• What you should do:
List every line below containing "basic".

• Dataset extract:
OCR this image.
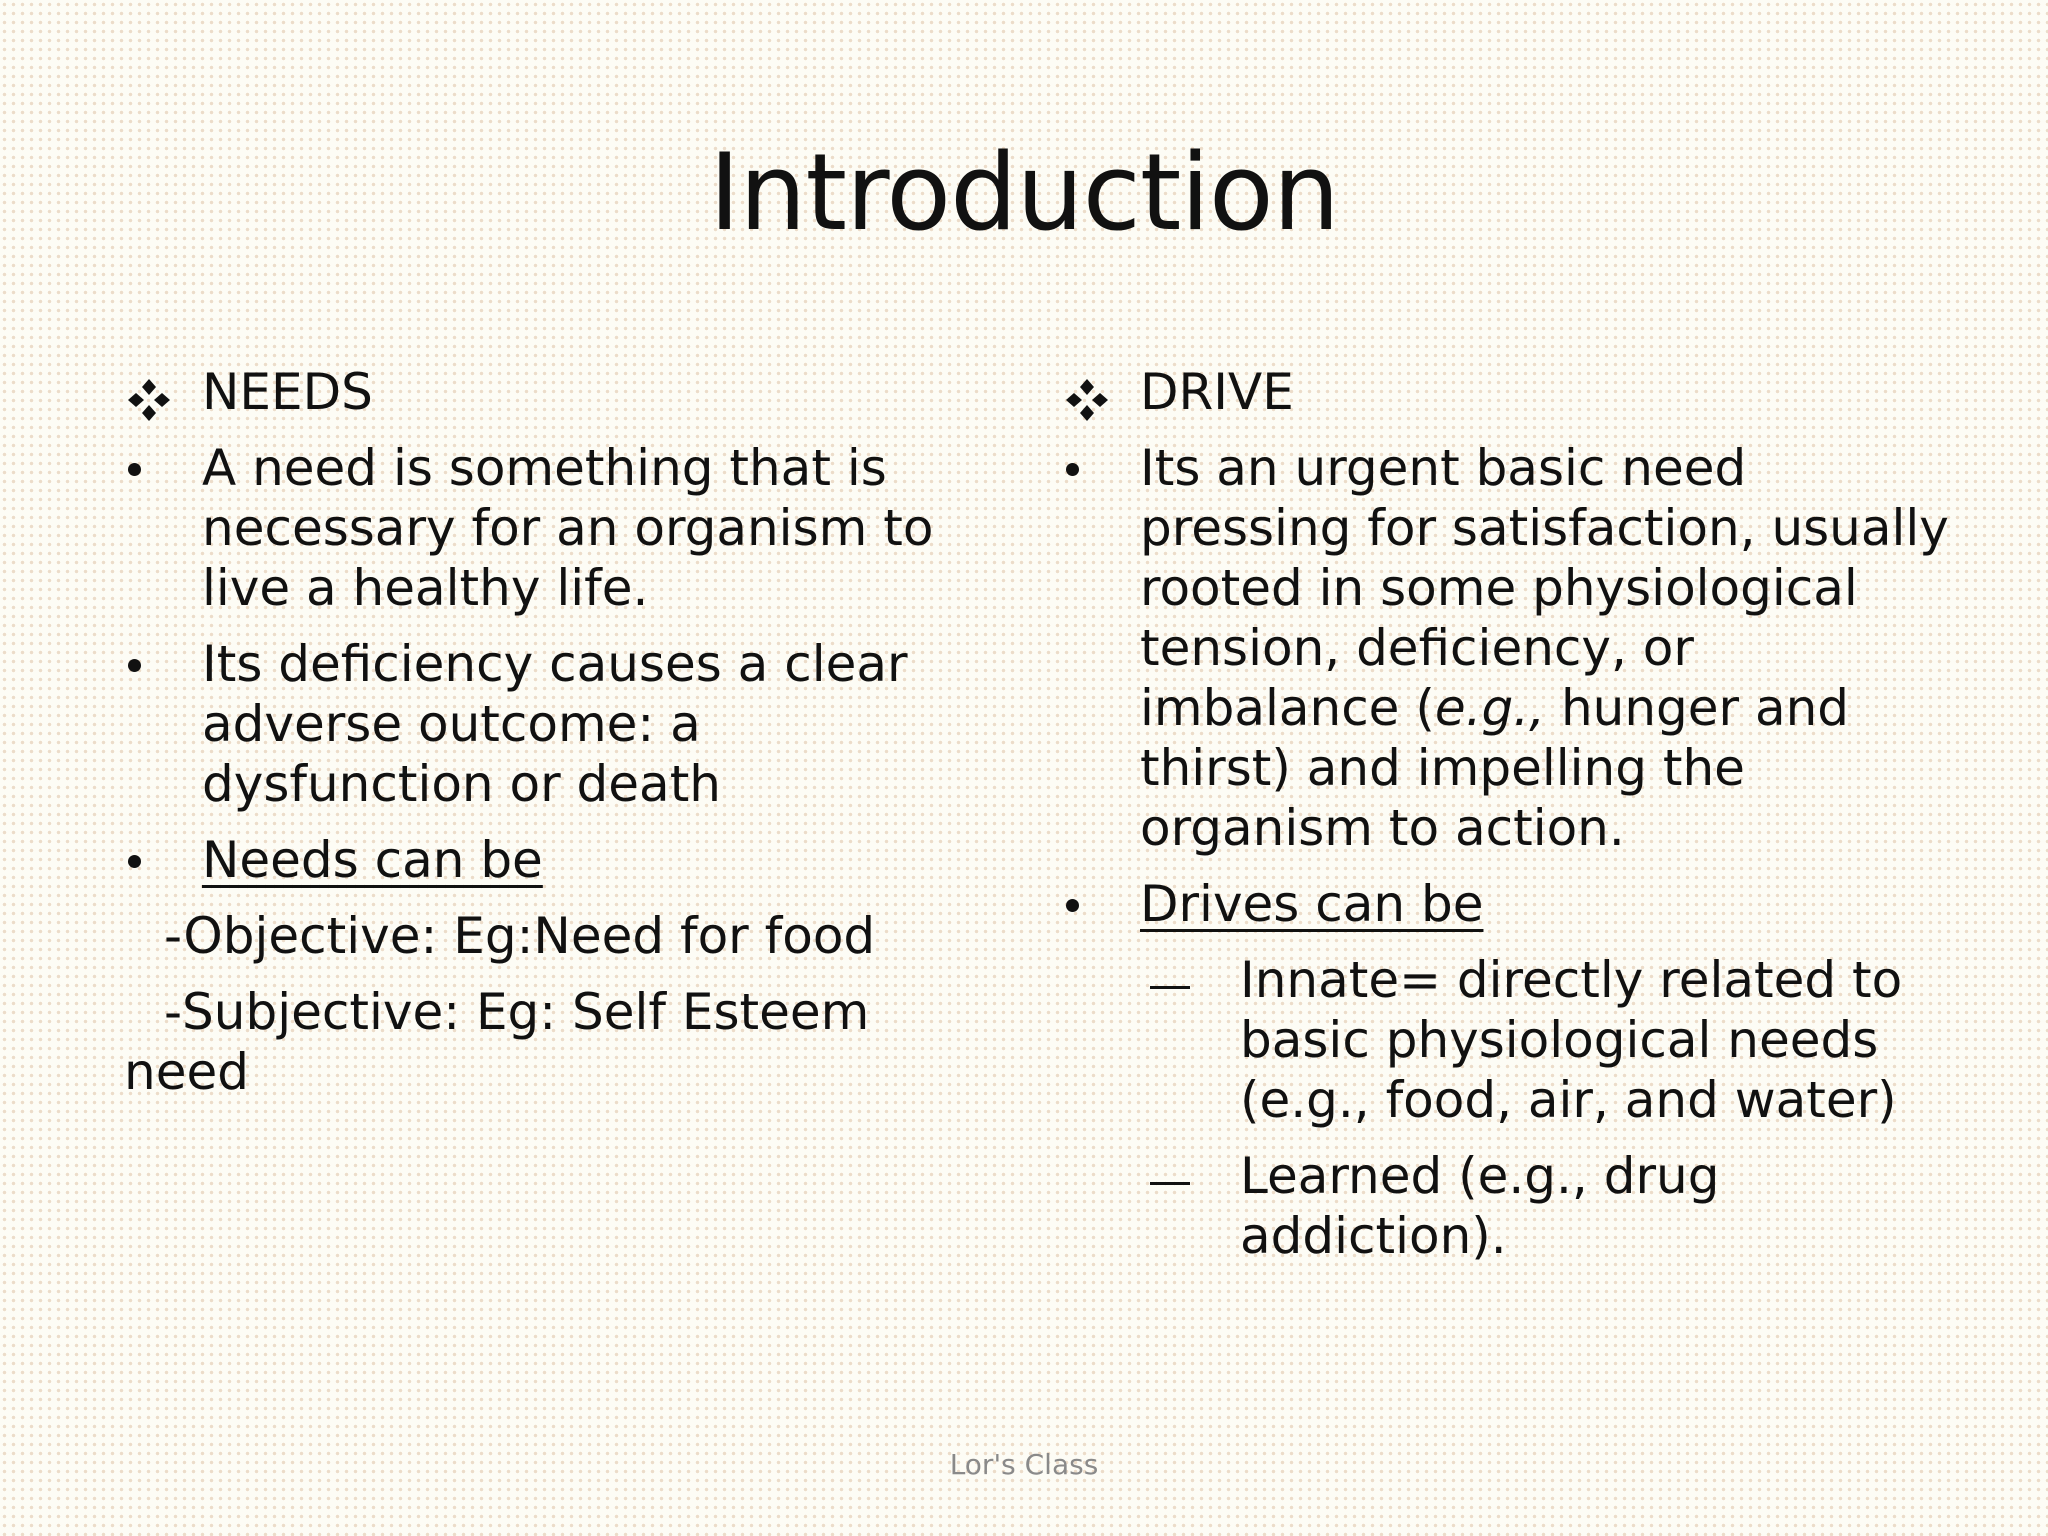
Introduction
NEEDS
A need is something that is necessary for an organism to live a healthy life.
Its deficiency causes a clear adverse outcome: a dysfunction or death
Needs can be
-Objective: Eg:Need for food
-Subjective: Eg: Self Esteem
need
DRIVE
Its an urgent basic need pressing for satisfaction, usually rooted in some physiological tension, deficiency, or imbalance (e.g., hunger and thirst) and impelling the organism to action.
Drives can be
Innate= directly related to basic physiological needs (e.g., food, air, and water)
Learned (e.g., drug addiction).
Lor's Class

• Result for this exercise:
Its an urgent basic need pressing for satisfaction, usually rooted in some physiological tension, deficiency, or imbalance (e.g., hunger and thirst) and impelling the organism to action.
Innate= directly related to basic physiological needs (e.g., food, air, and water)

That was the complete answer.